EXERCICE ÉCRIT 1 => D'après le passage proposé, de quoi est faite chacune des deux couronnes posées sur le front de Napoléon, et comment l'appelle-t-on ?

PASSAGE PROPOSÉ =>

—————

Cet homme était prodigieux. Sa fortune, messieurs, avait tout surmonté. Comme je viens de vous le rappeler, les plus illustres princes sollicitaient son amitié, les plus anciennes races cherchaient son alliance, les plus vieux gentilshommes briguaient son service. Il n’y avait pas une tête, si haute ou si fière qu’elle fût, qui ne saluât ce front sur lequel la main de Dieu, presque visible, avait posé deux couronnes, l’une qui est faite d’or et qu’on appelle la royauté, l’autre qui est faite de lumière et qu’on appelle le génie. Tout dans le continent s’inclinait devant Napoléon, tout, — excepté six poëtes, messieurs, — permettez-moi de le dire et d’en être fier dans cette enceinte, — excepté six penseurs restés seuls debout dans l’univers agenouillé ; et ces noms glorieux, j’ai hâte de les prononcer devant vous, les voici : Ducis, Delille, Mme de Staël, Benjamin Constant, Chateaubriand, Lemercier.

—————

EXERCICE ÉCRIT 2 => Recopiez mot pour mot les entrées ci-dessous, de la toute première jusqu'à la ligne qui contient « 214, 803, 223] », ces deux lignes comprises.

ENTRÉES EXTRAITES =>
—————

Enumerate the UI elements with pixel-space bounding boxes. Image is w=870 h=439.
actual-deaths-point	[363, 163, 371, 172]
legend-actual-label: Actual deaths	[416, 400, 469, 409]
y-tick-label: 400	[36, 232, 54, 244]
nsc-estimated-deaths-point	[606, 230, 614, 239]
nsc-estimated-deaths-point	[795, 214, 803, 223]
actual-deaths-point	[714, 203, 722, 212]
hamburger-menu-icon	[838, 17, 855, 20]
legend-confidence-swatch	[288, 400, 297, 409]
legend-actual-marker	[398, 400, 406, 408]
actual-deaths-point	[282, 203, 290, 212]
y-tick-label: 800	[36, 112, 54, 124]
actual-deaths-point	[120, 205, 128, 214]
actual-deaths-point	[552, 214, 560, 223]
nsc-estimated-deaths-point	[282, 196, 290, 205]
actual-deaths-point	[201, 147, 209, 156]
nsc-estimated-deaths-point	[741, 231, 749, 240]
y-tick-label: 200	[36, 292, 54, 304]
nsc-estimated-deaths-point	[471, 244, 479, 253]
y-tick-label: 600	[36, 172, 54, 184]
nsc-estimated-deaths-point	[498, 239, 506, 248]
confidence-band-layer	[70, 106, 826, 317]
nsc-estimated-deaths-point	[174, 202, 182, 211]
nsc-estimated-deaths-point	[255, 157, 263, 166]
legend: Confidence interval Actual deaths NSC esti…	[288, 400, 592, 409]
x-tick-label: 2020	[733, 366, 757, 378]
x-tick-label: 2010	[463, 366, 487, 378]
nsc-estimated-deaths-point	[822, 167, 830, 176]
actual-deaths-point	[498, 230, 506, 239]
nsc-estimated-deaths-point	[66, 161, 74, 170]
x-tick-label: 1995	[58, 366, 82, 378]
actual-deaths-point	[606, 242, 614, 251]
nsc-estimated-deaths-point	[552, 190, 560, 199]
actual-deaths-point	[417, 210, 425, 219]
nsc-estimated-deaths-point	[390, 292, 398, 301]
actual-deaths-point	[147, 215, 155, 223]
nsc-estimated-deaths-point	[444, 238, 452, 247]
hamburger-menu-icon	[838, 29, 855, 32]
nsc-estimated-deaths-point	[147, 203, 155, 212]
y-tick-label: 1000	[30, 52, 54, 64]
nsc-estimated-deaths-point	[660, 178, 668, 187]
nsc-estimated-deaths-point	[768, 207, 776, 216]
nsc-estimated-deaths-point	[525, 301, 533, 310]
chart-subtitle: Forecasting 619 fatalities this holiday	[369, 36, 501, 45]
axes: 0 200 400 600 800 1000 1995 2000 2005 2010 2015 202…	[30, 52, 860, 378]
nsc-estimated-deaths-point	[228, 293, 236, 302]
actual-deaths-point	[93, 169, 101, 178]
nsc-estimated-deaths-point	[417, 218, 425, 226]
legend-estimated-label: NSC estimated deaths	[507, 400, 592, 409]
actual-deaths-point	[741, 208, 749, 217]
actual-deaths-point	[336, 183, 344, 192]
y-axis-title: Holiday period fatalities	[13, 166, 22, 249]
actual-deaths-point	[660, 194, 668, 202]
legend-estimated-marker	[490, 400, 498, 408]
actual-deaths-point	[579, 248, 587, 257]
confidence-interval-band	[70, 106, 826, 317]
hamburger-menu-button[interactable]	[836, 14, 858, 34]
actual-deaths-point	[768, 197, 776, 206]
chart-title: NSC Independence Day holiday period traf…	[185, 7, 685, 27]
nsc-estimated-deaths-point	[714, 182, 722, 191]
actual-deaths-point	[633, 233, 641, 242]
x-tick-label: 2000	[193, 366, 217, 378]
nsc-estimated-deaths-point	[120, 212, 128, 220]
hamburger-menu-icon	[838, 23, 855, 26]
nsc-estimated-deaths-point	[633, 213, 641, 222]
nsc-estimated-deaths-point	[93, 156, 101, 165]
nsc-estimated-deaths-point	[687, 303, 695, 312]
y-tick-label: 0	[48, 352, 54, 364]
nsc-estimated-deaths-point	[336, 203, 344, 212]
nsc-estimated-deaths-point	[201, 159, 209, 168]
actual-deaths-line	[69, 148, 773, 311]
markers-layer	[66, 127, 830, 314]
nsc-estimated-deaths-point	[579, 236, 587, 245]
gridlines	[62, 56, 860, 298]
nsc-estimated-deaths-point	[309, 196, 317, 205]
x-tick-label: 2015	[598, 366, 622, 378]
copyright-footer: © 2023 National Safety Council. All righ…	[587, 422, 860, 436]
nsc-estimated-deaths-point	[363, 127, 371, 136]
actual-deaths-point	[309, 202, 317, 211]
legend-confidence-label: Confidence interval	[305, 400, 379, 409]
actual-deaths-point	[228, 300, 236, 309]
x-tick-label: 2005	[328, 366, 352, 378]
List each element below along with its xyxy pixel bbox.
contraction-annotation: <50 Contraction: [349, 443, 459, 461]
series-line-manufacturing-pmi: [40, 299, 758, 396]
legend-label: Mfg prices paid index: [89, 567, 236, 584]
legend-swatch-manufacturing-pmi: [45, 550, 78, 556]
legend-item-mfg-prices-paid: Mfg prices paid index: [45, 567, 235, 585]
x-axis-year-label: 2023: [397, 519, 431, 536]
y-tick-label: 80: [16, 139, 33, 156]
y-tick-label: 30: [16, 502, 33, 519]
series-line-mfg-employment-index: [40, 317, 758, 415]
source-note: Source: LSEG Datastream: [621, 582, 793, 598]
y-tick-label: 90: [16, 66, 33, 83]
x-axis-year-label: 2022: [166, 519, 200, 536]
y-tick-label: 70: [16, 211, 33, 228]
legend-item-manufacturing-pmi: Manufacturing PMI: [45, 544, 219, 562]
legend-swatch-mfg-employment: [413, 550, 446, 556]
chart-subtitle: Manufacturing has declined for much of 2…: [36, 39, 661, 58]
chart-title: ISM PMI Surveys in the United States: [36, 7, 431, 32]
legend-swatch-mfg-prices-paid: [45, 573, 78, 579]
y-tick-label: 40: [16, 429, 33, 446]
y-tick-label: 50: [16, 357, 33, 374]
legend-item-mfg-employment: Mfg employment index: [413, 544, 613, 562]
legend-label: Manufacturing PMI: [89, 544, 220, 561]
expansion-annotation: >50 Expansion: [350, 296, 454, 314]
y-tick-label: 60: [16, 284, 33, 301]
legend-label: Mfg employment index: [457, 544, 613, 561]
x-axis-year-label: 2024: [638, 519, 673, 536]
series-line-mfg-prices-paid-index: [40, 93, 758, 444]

—————

CORRIGÉ 1 => L'une est faite d'or et s'appelle la royauté, l'autre est faite de lumière et s'appelle le génie.

CORRIGÉ 2 =>
Enumerate the UI elements with pixel-space bounding boxes. Image is w=870 h=439.
actual-deaths-point	[363, 163, 371, 172]
legend-actual-label: Actual deaths	[416, 400, 469, 409]
y-tick-label: 400	[36, 232, 54, 244]
nsc-estimated-deaths-point	[606, 230, 614, 239]
nsc-estimated-deaths-point	[795, 214, 803, 223]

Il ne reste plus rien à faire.